>> START Data to process
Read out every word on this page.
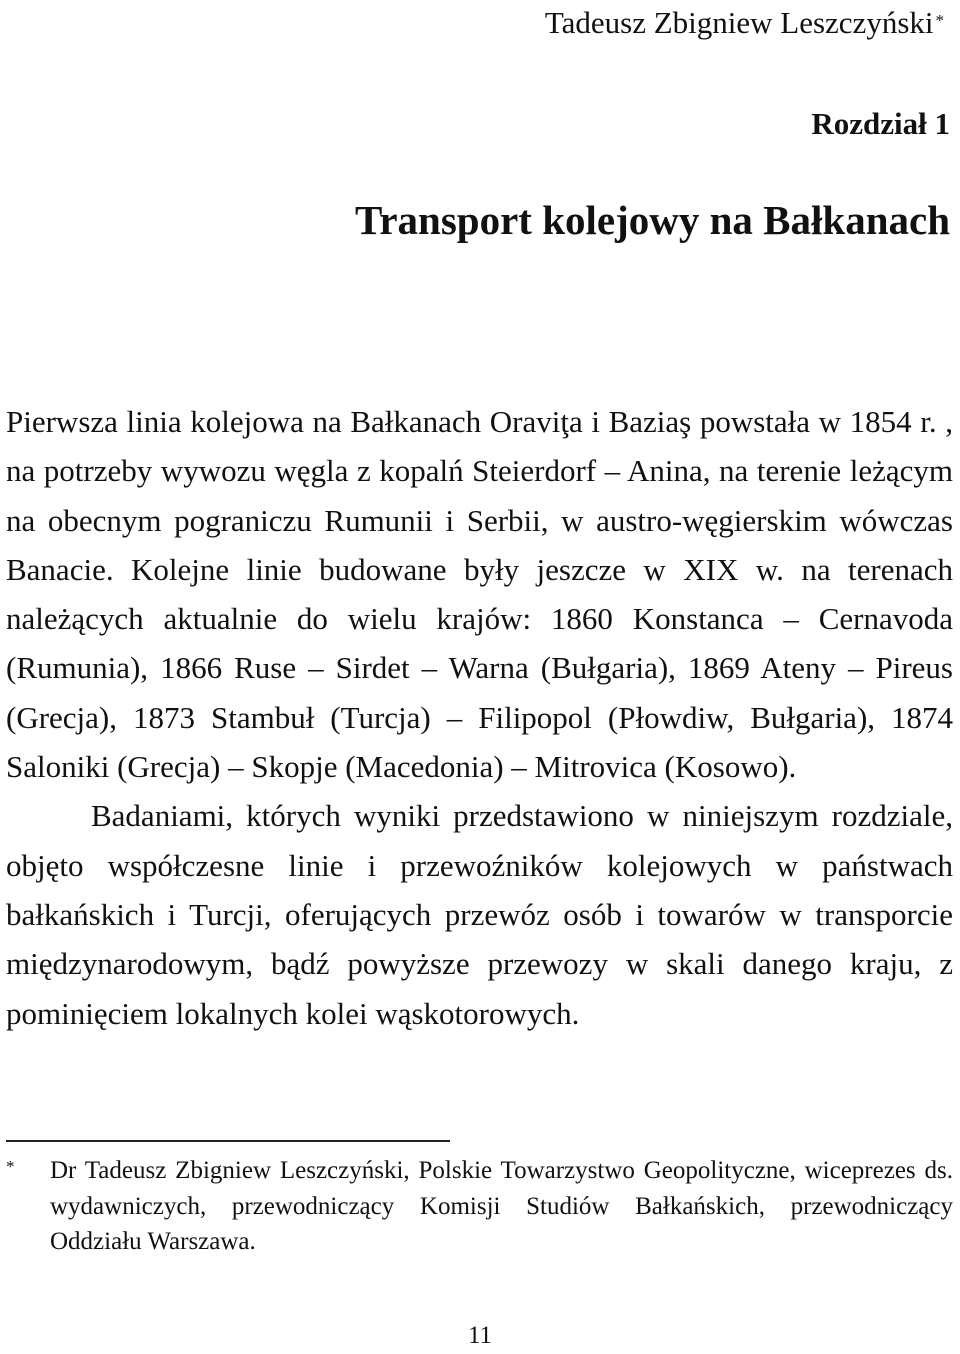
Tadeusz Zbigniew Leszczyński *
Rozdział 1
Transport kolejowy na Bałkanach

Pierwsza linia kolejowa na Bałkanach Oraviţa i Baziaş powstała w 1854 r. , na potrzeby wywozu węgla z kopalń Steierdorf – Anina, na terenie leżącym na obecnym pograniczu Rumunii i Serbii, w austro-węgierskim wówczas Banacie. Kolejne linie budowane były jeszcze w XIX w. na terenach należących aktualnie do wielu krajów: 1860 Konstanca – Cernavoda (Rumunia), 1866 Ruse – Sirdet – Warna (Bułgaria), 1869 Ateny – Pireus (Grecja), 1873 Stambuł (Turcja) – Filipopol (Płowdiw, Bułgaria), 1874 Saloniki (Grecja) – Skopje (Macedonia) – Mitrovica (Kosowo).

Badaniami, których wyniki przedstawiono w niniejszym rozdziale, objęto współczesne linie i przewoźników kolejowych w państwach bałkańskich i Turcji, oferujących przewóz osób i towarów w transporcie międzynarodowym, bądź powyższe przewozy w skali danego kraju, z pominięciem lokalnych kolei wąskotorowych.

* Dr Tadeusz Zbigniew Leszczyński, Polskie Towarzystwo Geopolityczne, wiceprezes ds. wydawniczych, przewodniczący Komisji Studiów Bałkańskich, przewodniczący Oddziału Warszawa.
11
>> END Data to process
**Exercise:**
Identify the lines that hold the word "Zbigniew". Copy every one of them.

**Solution to this task:**
Tadeusz Zbigniew Leszczyński *
* Dr Tadeusz Zbigniew Leszczyński, Polskie Towarzystwo Geopolityczne, wiceprezes ds. wydawniczych, przewodniczący Komisji Studiów Bałkańskich, przewodniczący Oddziału Warszawa.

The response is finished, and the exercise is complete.